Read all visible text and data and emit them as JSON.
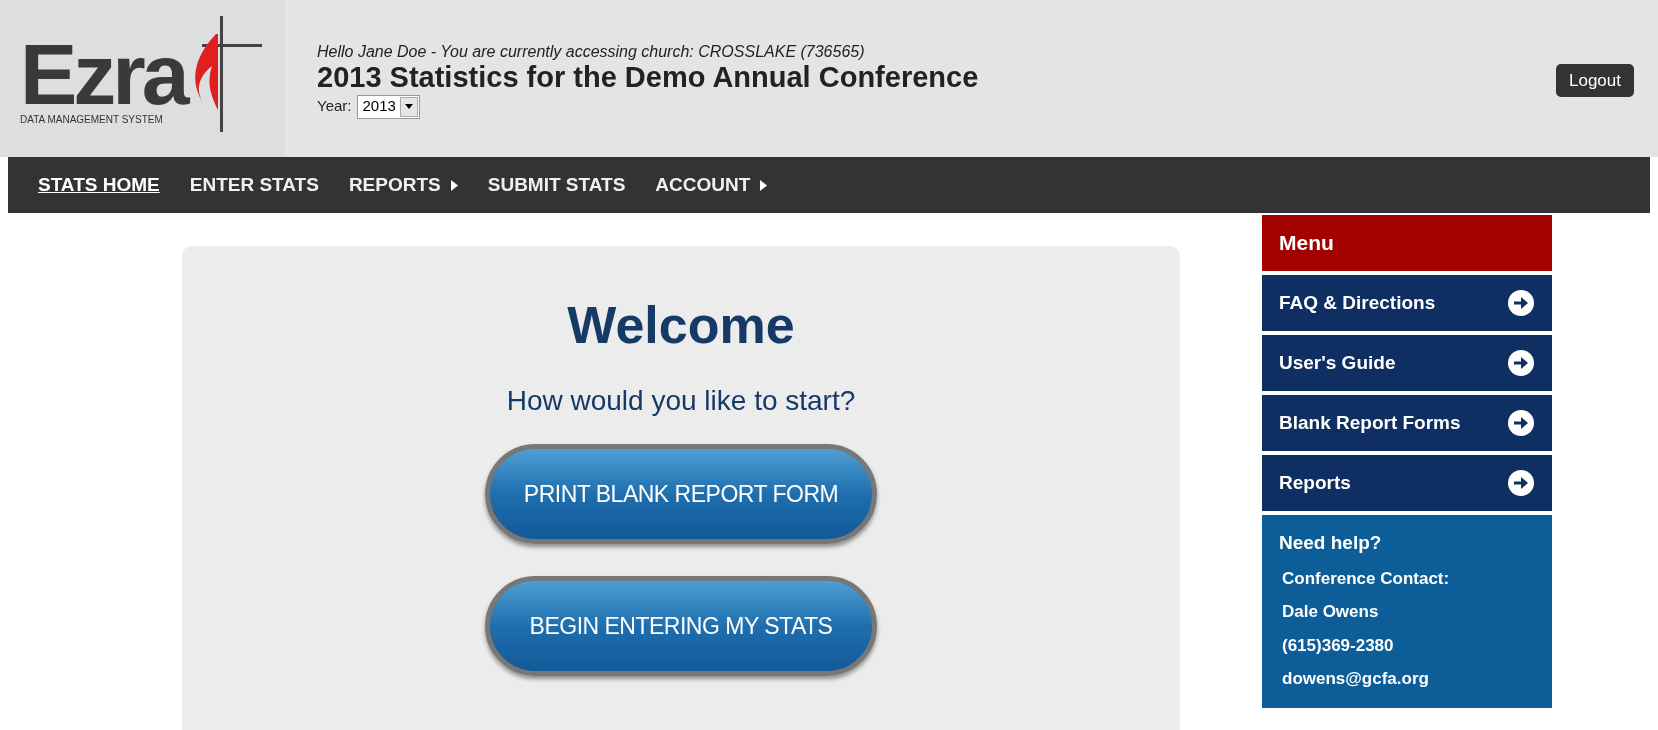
{
  "logo": {
    "name": "Ezra",
    "tagline": "DATA MANAGEMENT SYSTEM"
  },
  "header": {
    "greeting": "Hello Jane Doe - You are currently accessing church: CROSSLAKE (736565)",
    "title": "2013 Statistics for the Demo Annual Conference",
    "year_label": "Year:",
    "year_value": "2013",
    "logout": "Logout"
  },
  "nav": [
    {
      "label": "STATS HOME",
      "selected": true,
      "submenu": false
    },
    {
      "label": "ENTER STATS",
      "selected": false,
      "submenu": false
    },
    {
      "label": "REPORTS",
      "selected": false,
      "submenu": true
    },
    {
      "label": "SUBMIT STATS",
      "selected": false,
      "submenu": false
    },
    {
      "label": "ACCOUNT",
      "selected": false,
      "submenu": true
    }
  ],
  "welcome": {
    "title": "Welcome",
    "subtitle": "How would you like to start?",
    "buttons": [
      "PRINT BLANK REPORT FORM",
      "BEGIN ENTERING MY STATS"
    ]
  },
  "sidebar": {
    "title": "Menu",
    "items": [
      "FAQ & Directions",
      "User's Guide",
      "Blank Report Forms",
      "Reports"
    ],
    "help": {
      "title": "Need help?",
      "lines": [
        "Conference Contact:",
        "Dale Owens",
        "(615)369-2380",
        "dowens@gcfa.org"
      ]
    }
  }
}
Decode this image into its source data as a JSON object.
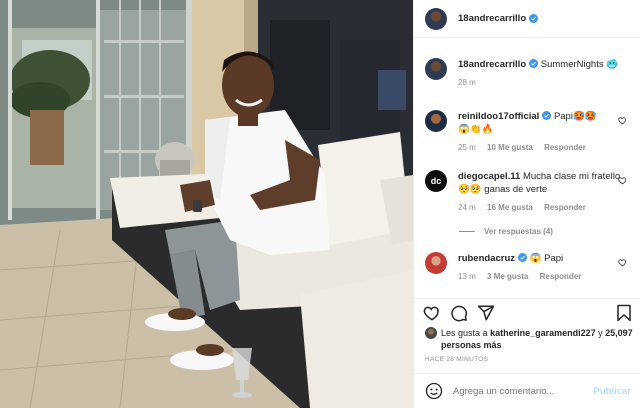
{
  "post": {
    "username": "18andrecarrillo",
    "caption": "SummerNights",
    "caption_emoji": "🥶",
    "caption_time": "28 m"
  },
  "comments": [
    {
      "username": "reinildoo17official",
      "text": "Papi🥵🥵",
      "text2": "😱👏🔥",
      "time": "25 m",
      "likes": "10 Me gusta",
      "reply": "Responder"
    },
    {
      "username": "diegocapel.11",
      "text": "Mucha clase mi fratello 🥺🥺 ganas de verte",
      "time": "24 m",
      "likes": "16 Me gusta",
      "reply": "Responder",
      "view_replies": "Ver respuestas (4)"
    },
    {
      "username": "rubendacruz",
      "text": "😱 Papi",
      "time": "13 m",
      "likes": "3 Me gusta",
      "reply": "Responder"
    }
  ],
  "likes_line": {
    "prefix": "Les gusta a",
    "user": "katherine_garamendi227",
    "mid": "y",
    "count": "25,097 personas más"
  },
  "time_ago": "HACE 28 MINUTOS",
  "add_comment": {
    "placeholder": "Agrega un comentario...",
    "publish": "Publicar"
  },
  "colors": {
    "verified": "#3897f0",
    "muted": "#8e8e8e",
    "publish_disabled": "#b2dffc"
  },
  "icons": {
    "like": "heart-icon",
    "comment": "comment-icon",
    "share": "paper-plane-icon",
    "save": "bookmark-icon",
    "emoji": "smiley-icon"
  }
}
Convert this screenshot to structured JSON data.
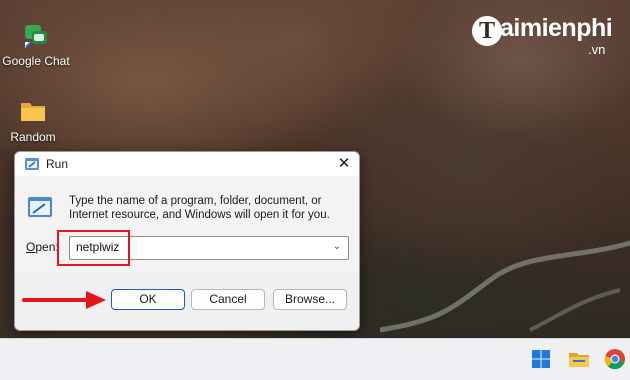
{
  "watermark": {
    "logo_letter": "T",
    "brand": "aimienphi",
    "suffix": ".vn"
  },
  "desktop": {
    "icons": [
      {
        "label": "Google Chat",
        "icon": "google-chat-icon"
      },
      {
        "label": "Random",
        "icon": "folder-icon"
      }
    ]
  },
  "run_dialog": {
    "title": "Run",
    "close_glyph": "✕",
    "description": "Type the name of a program, folder, document, or Internet resource, and Windows will open it for you.",
    "open_label_accel": "O",
    "open_label_rest": "pen:",
    "open_value": "netplwiz",
    "dropdown_glyph": "⌄",
    "buttons": {
      "ok": "OK",
      "cancel": "Cancel",
      "browse": "Browse..."
    }
  },
  "taskbar": {
    "icons": [
      "windows-start-icon",
      "file-explorer-icon",
      "chrome-icon"
    ]
  },
  "colors": {
    "highlight": "#e8141b",
    "accent": "#1f5fb5",
    "taskbar": "#eef0f4"
  }
}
━━━━
**EXERCISE REQUIREMENTS:** Pictures in the records above should not be copied. Repeat everything else exactly.

**RESPONSE TO THE TASK:**
Read all visible text and data and emit them as JSON.
{
  "logo": {
    "name": "Ezra",
    "tagline": "DATA MANAGEMENT SYSTEM"
  },
  "header": {
    "greeting": "Hello Jane Doe - You are currently accessing church: CROSSLAKE (736565)",
    "title": "2013 Statistics for the Demo Annual Conference",
    "year_label": "Year:",
    "year_value": "2013",
    "logout": "Logout"
  },
  "nav": [
    {
      "label": "STATS HOME",
      "selected": true,
      "submenu": false
    },
    {
      "label": "ENTER STATS",
      "selected": false,
      "submenu": false
    },
    {
      "label": "REPORTS",
      "selected": false,
      "submenu": true
    },
    {
      "label": "SUBMIT STATS",
      "selected": false,
      "submenu": false
    },
    {
      "label": "ACCOUNT",
      "selected": false,
      "submenu": true
    }
  ],
  "welcome": {
    "title": "Welcome",
    "subtitle": "How would you like to start?",
    "buttons": [
      "PRINT BLANK REPORT FORM",
      "BEGIN ENTERING MY STATS"
    ]
  },
  "sidebar": {
    "title": "Menu",
    "items": [
      "FAQ & Directions",
      "User's Guide",
      "Blank Report Forms",
      "Reports"
    ],
    "help": {
      "title": "Need help?",
      "lines": [
        "Conference Contact:",
        "Dale Owens",
        "(615)369-2380",
        "dowens@gcfa.org"
      ]
    }
  }
}
Decode this image into its source data as a JSON object.
{
  "post": {
    "username": "18andrecarrillo",
    "caption": "SummerNights",
    "caption_emoji": "🥶",
    "caption_time": "28 m"
  },
  "comments": [
    {
      "username": "reinildoo17official",
      "text": "Papi🥵🥵",
      "text2": "😱👏🔥",
      "time": "25 m",
      "likes": "10 Me gusta",
      "reply": "Responder"
    },
    {
      "username": "diegocapel.11",
      "text": "Mucha clase mi fratello 🥺🥺 ganas de verte",
      "time": "24 m",
      "likes": "16 Me gusta",
      "reply": "Responder",
      "view_replies": "Ver respuestas (4)"
    },
    {
      "username": "rubendacruz",
      "text": "😱 Papi",
      "time": "13 m",
      "likes": "3 Me gusta",
      "reply": "Responder"
    }
  ],
  "likes_line": {
    "prefix": "Les gusta a",
    "user": "katherine_garamendi227",
    "mid": "y",
    "count": "25,097 personas más"
  },
  "time_ago": "HACE 28 MINUTOS",
  "add_comment": {
    "placeholder": "Agrega un comentario...",
    "publish": "Publicar"
  },
  "colors": {
    "verified": "#3897f0",
    "muted": "#8e8e8e",
    "publish_disabled": "#b2dffc"
  },
  "icons": {
    "like": "heart-icon",
    "comment": "comment-icon",
    "share": "paper-plane-icon",
    "save": "bookmark-icon",
    "emoji": "smiley-icon"
  }
}
Convert this screenshot to structured JSON data.
{
  "watermark": {
    "logo_letter": "T",
    "brand": "aimienphi",
    "suffix": ".vn"
  },
  "desktop": {
    "icons": [
      {
        "label": "Google Chat",
        "icon": "google-chat-icon"
      },
      {
        "label": "Random",
        "icon": "folder-icon"
      }
    ]
  },
  "run_dialog": {
    "title": "Run",
    "close_glyph": "✕",
    "description": "Type the name of a program, folder, document, or Internet resource, and Windows will open it for you.",
    "open_label_accel": "O",
    "open_label_rest": "pen:",
    "open_value": "netplwiz",
    "dropdown_glyph": "⌄",
    "buttons": {
      "ok": "OK",
      "cancel": "Cancel",
      "browse": "Browse..."
    }
  },
  "taskbar": {
    "icons": [
      "windows-start-icon",
      "file-explorer-icon",
      "chrome-icon"
    ]
  },
  "colors": {
    "highlight": "#e8141b",
    "accent": "#1f5fb5",
    "taskbar": "#eef0f4"
  }
}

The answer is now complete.